• _Stated exercise_:
Find every line with the word "considered". Copy those lines.

==== Raw data ====

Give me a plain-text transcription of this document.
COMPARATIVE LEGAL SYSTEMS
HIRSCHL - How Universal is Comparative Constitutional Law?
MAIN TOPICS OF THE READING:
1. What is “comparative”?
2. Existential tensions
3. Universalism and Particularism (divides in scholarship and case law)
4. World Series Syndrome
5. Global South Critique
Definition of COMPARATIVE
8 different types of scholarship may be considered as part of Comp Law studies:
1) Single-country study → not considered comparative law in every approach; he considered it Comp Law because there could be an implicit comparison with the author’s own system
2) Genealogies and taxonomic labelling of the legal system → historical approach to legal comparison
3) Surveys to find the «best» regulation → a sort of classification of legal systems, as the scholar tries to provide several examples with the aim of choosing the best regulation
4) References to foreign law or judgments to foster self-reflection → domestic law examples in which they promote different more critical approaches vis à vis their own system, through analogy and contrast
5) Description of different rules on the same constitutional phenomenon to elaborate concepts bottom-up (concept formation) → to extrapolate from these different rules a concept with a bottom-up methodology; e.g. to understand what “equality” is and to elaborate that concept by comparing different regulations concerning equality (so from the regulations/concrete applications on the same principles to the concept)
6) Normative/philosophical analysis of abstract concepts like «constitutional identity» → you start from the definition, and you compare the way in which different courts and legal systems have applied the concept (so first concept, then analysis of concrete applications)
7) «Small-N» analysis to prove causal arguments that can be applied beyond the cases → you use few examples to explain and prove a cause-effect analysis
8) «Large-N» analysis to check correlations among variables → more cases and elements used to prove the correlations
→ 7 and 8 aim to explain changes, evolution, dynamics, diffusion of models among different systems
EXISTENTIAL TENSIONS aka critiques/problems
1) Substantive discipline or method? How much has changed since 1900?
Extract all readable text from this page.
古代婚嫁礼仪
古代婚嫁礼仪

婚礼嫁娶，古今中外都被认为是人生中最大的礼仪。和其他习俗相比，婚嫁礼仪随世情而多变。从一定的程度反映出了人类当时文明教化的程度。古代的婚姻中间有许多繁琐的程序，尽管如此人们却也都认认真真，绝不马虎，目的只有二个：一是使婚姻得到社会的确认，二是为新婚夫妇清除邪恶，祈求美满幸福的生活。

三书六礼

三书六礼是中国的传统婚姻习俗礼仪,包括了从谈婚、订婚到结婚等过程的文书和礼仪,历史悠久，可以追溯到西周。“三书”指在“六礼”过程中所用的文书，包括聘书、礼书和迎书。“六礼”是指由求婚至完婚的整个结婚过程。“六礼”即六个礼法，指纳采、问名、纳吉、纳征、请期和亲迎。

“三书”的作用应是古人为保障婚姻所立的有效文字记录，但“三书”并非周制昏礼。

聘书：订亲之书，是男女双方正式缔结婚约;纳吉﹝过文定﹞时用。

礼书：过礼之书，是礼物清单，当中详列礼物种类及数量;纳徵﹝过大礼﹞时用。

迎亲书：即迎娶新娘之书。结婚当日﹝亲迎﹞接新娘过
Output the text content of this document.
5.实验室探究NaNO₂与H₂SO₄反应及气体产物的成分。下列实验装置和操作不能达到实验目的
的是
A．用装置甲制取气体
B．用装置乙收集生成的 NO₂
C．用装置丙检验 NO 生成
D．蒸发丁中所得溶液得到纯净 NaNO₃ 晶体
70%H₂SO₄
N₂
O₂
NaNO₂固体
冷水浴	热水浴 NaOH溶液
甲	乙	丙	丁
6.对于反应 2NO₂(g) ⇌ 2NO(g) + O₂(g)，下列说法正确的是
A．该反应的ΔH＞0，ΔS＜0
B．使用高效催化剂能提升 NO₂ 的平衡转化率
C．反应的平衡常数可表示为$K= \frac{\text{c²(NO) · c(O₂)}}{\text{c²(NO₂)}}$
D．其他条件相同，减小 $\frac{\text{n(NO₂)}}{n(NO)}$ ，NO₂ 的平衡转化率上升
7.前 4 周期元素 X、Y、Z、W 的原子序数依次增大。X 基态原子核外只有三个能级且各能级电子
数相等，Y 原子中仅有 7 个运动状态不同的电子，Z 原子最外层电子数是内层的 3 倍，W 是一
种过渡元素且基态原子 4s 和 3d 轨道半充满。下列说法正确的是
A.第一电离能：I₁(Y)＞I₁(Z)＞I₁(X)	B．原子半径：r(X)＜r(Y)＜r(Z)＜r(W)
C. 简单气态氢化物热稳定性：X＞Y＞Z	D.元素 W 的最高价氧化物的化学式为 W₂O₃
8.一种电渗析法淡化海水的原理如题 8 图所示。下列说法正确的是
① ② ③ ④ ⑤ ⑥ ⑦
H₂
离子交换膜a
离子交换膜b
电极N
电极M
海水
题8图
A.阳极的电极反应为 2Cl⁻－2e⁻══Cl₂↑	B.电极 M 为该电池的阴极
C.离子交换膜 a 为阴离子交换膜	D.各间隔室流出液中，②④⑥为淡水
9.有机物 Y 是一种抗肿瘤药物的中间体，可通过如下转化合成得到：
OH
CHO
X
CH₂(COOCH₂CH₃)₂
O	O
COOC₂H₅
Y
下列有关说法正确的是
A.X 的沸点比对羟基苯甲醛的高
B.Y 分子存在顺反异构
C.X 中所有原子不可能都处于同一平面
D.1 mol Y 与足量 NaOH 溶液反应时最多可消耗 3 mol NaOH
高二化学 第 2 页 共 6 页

====

• _Solved problem_:
8 different types of scholarship may be considered as part of Comp Law studies:
1) Single-country study → not considered comparative law in every approach; he considered it Comp Law because there could be an implicit comparison with the author’s own system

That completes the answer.